> [Okuma parçası]
******

Almanya’nın bu operasyonun başına geçmekteki asıl amacı, Fransa’nın eline yüzüne bulaştırdığı Irini Operasyonu’na dünya çapında bir saygınlık kazandırmak ve böylelikle kendisine AB içinde kusursuz liderlik payesi hazırlamaktı. Almanya’nın bu işi üstlenmesindeki en büyük dayanağı, -Gezi Olayları’ndan sonra zayıflamış olsa da- Türkiye’de yerleşik ve işbirlikçi istihbarat gücüydü.

Almanya’nın, bu işe kolları sıvamadan önce, Türk limanlarından Libya’ya giden ve gidecek olan gerek yabancı, gerekse Türk bayraklı ticâret gemileri hakkında ABD ve Avrupa istihbaratları işbirliğinde çok ince ve detaylı bir çalışma yürüttüğü anlaşılıyor. Ancak yine Almanya’nın bu işte en çok güvendiği ve sonucundan emin olduğu husus, Türkiye’yi avcunun içi gibi bilen emrindeki FETÖ’cüler ve onların içteki uzantılarının istihbarat gücüydü. Bu doğru bir güvendi ama 15 Temmuz’dan sonra köprülerin altından çok sular akmıştı!

Almanya, kusursuz, net ve bir büyük devlete yaraşır kesin sonuçlu bir operasyonun düğmesine bastıktan sonra, sahada Türk İstihbaratı ile AB ve müttefiki (ABD, İsrail ve Körfez) istihbaratlar arasında nadir görülen bir istihbarat satrancı oynanmaya başladı.

******

> [Veri bölümü]
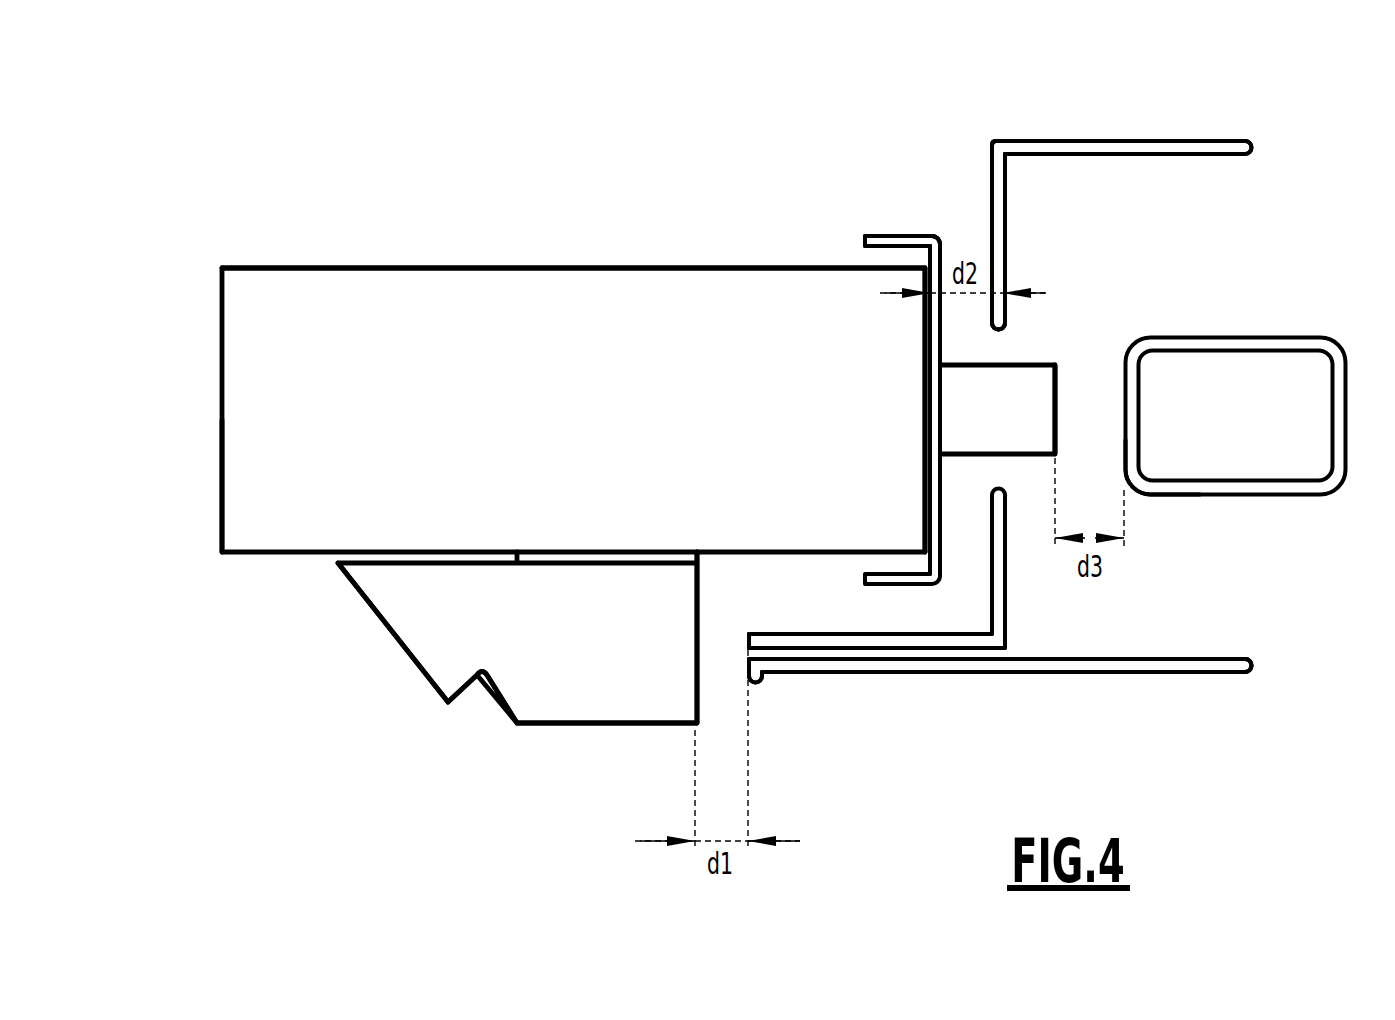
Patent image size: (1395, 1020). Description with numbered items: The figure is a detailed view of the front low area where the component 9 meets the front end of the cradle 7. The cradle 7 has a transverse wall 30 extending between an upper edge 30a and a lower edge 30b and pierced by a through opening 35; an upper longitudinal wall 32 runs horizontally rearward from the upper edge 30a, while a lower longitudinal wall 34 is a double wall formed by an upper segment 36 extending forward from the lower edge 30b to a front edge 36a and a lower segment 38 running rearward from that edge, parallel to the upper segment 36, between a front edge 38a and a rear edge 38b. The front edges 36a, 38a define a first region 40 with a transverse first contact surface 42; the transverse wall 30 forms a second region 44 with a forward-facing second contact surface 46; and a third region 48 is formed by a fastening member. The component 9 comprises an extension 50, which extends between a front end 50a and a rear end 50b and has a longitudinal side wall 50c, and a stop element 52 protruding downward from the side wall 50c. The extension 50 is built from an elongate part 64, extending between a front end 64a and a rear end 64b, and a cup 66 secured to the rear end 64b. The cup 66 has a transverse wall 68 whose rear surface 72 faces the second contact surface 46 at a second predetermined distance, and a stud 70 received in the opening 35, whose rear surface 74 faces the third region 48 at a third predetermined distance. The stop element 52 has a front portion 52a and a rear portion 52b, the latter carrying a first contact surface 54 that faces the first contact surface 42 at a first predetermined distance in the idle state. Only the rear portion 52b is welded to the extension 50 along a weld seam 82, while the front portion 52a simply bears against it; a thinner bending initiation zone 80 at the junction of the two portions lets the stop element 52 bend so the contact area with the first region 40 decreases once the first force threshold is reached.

******

> [Yazılı görev A] Okuma parçasına göre Almanya'nın bu işi üstlenmesindeki en büyük dayanağı neydi?
> [Yazılı görev B] Lütfen okuma parçasında "Almanya’nın, bu işe" ifadesinden "çok sular akmıştı!" ifadesine kadar olan kısmı hiç değiştirmeden yazın.

> [Yazılı yanıt A] Gezi Olayları'ndan sonra zayıflamış olsa da Türkiye'de yerleşik ve işbirlikçi istihbarat gücüydü.

> [Yazılı yanıt B]
Almanya’nın, bu işe kolları sıvamadan önce, Türk limanlarından Libya’ya giden ve gidecek olan gerek yabancı, gerekse Türk bayraklı ticâret gemileri hakkında ABD ve Avrupa istihbaratları işbirliğinde çok ince ve detaylı bir çalışma yürüttüğü anlaşılıyor. Ancak yine Almanya’nın bu işte en çok güvendiği ve sonucundan emin olduğu husus, Türkiye’yi avcunun içi gibi bilen emrindeki FETÖ’cüler ve onların içteki uzantılarının istihbarat gücüydü. Bu doğru bir güvendi ama 15 Temmuz’dan sonra köprülerin altından çok sular akmıştı!